The task
Pick out every line of the entries below where "elektrisk" occurs, and copy those lines.

Given records
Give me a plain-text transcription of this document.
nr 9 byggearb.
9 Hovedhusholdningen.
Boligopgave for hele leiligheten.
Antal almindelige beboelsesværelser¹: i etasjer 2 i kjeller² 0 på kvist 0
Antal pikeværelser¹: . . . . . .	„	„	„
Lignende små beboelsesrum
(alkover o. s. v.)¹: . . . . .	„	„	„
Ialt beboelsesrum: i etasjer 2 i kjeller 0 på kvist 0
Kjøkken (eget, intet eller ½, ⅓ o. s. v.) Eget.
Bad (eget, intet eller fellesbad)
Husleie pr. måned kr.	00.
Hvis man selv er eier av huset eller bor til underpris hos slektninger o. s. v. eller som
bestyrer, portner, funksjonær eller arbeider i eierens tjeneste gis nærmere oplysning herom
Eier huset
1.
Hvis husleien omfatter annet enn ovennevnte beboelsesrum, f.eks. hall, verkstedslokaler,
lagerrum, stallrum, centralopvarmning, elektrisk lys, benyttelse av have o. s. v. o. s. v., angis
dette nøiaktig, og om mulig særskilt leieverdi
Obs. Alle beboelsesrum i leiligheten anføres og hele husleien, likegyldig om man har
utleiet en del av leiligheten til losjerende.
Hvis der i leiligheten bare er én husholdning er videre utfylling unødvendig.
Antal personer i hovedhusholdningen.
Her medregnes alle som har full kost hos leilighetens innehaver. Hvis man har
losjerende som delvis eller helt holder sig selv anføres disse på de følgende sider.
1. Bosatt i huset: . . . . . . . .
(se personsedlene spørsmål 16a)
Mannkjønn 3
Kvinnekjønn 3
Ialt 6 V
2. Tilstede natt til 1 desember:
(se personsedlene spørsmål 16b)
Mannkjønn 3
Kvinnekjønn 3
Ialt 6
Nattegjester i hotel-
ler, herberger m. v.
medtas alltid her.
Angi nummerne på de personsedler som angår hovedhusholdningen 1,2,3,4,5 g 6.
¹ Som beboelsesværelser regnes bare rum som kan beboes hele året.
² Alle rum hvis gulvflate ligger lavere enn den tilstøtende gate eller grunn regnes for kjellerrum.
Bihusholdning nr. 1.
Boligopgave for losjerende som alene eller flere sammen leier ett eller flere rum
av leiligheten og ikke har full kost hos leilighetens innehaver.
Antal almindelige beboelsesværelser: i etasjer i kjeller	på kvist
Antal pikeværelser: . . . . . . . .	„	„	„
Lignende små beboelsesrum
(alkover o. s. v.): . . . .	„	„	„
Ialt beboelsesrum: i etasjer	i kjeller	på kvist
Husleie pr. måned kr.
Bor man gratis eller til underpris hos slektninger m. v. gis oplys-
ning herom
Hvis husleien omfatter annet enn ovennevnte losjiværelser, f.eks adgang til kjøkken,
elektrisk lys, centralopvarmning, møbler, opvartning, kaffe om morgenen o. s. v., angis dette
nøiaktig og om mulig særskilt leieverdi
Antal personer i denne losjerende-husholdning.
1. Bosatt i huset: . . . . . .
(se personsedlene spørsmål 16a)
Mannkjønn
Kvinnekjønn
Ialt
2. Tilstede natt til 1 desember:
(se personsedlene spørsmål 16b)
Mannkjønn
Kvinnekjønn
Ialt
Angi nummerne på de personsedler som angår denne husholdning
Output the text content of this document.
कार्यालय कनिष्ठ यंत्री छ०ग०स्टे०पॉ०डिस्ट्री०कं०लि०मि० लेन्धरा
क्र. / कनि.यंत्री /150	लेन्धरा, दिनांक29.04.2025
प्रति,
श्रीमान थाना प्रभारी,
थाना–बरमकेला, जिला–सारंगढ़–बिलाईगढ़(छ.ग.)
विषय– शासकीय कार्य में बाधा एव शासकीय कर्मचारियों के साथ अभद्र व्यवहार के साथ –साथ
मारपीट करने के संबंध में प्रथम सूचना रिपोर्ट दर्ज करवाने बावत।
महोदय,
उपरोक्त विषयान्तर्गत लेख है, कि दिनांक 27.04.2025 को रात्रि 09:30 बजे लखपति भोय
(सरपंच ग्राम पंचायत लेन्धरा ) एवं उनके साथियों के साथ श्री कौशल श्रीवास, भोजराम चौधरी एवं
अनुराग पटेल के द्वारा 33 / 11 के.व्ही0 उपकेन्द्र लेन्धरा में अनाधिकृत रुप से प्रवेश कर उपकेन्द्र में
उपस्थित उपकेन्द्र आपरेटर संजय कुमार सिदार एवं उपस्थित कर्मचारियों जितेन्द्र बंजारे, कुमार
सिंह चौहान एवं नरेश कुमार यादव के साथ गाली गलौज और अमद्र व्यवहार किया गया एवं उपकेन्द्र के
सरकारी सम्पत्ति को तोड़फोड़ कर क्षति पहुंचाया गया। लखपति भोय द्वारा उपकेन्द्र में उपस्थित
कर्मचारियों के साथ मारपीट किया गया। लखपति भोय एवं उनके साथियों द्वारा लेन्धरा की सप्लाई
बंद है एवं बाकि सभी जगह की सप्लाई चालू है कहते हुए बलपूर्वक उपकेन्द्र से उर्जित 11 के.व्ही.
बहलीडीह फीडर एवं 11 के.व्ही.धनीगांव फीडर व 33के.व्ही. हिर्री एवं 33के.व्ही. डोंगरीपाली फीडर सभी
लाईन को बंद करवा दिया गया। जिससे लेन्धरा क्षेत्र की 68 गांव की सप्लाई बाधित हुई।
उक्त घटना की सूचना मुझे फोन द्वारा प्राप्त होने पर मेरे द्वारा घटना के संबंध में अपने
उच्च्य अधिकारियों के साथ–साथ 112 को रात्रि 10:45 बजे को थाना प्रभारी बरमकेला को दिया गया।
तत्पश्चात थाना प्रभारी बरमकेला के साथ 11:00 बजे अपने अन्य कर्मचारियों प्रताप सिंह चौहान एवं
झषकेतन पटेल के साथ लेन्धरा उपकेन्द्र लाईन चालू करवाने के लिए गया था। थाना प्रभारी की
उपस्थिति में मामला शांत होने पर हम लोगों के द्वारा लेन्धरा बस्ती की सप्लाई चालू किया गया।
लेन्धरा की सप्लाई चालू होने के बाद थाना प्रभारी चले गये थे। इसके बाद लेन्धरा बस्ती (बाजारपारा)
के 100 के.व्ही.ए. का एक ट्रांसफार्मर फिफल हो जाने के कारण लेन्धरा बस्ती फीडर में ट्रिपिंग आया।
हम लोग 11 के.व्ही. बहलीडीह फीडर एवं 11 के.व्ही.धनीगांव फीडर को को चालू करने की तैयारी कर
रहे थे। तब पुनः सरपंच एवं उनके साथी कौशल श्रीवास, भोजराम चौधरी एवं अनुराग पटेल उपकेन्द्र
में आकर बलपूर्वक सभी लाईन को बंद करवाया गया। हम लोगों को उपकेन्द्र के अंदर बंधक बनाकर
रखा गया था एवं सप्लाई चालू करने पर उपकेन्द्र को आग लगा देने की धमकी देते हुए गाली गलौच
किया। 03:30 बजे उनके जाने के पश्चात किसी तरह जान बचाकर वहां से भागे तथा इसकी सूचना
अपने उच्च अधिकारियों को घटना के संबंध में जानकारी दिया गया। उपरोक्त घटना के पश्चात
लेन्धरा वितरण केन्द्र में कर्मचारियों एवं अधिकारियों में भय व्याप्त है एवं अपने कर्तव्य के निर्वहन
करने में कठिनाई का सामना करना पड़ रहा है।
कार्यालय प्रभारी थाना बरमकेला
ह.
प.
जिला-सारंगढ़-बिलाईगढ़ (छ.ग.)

Exercise output
lagerrum, stallrum, centralopvarmning, elektrisk lys, benyttelse av have o. s. v. o. s. v., angis
elektrisk lys, centralopvarmning, møbler, opvartning, kaffe om morgenen o. s. v., angis dette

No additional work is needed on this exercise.